■ OBJECTIVE
Examine the material below. Gather every line in which the string "woman" appears.

■ EXTRACTED DATA
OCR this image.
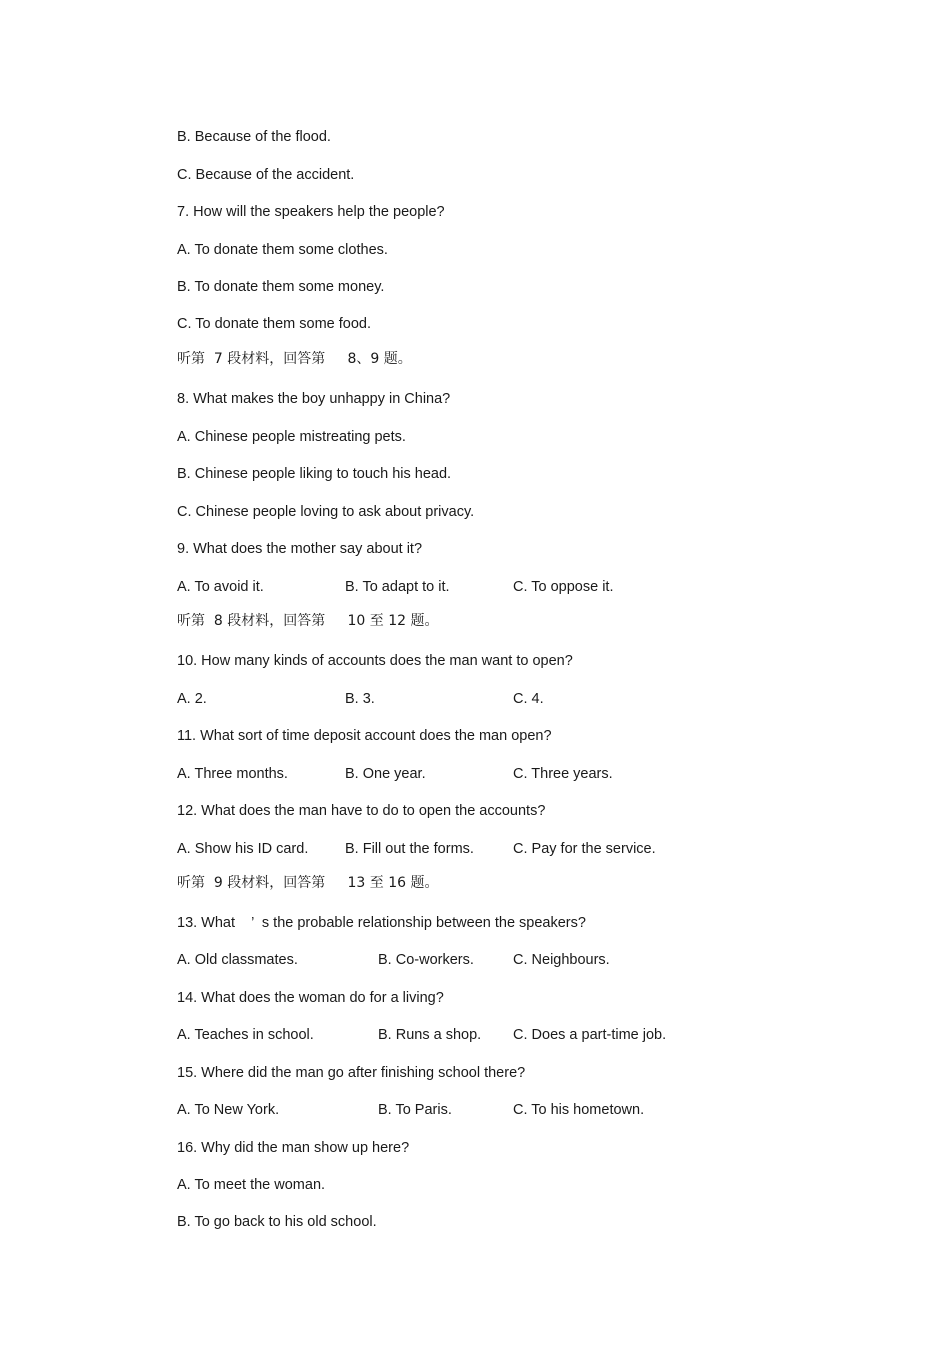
B. Because of the flood.
C. Because of the accident.
7. How will the speakers help the people?
A. To donate them some clothes.
B. To donate them some money.
C. To donate them some food.
听第  7 段材料，回答第     8、9 题。
8. What makes the boy unhappy in China?
A. Chinese people mistreating pets.
B. Chinese people liking to touch his head.
C. Chinese people loving to ask about privacy.
9. What does the mother say about it?
A. To avoid it.	B. To adapt to it.	C. To oppose it.
听第  8 段材料，回答第     10 至 12 题。
10. How many kinds of accounts does the man want to open?
A. 2.	B. 3.	C. 4.
11. What sort of time deposit account does the man open?
A. Three months.	B. One year.	C. Three years.
12. What does the man have to do to open the accounts?
A. Show his ID card.	B. Fill out the forms.	C. Pay for the service.
听第  9 段材料，回答第     13 至 16 题。
13. What    ’  s the probable relationship between the speakers?
A. Old classmates.	B. Co-workers.	C. Neighbours.
14. What does the woman do for a living?
A. Teaches in school.	B. Runs a shop. C. Does a part-time job.
15. Where did the man go after finishing school there?
A. To New York.	B. To Paris.	C. To his hometown.
16. Why did the man show up here?
A. To meet the woman.
B. To go back to his old school.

■ OUTPUT
14. What does the woman do for a living?
A. To meet the woman.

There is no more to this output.